**What is asked:**
Wherever the word "style" turns up in a line of the entries, copy that line.

*** Records for this exercise ***

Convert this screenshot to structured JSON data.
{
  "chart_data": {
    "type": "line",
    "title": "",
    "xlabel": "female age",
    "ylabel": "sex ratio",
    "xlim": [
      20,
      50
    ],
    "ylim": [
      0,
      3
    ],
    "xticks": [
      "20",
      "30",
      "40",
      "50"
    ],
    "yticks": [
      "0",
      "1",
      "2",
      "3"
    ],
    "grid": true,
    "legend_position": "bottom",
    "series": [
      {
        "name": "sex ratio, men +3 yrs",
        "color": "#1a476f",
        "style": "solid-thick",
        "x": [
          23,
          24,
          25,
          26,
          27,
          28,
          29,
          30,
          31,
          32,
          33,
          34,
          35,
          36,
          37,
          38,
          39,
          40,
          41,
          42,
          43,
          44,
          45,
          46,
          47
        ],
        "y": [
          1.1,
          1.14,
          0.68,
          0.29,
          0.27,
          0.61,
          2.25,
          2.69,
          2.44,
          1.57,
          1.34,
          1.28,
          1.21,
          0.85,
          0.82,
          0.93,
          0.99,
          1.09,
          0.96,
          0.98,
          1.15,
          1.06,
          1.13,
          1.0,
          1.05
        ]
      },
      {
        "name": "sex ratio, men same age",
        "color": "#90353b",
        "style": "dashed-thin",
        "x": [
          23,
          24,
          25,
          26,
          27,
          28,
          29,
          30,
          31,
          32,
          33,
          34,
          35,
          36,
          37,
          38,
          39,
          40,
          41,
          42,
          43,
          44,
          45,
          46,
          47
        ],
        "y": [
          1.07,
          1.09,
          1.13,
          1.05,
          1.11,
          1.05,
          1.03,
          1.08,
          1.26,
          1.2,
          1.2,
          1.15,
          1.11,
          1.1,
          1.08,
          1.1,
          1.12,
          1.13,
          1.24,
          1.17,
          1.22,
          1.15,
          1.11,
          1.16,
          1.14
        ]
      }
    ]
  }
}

***

**Output:**
        "style": "solid-thick",
        "style": "dashed-thin",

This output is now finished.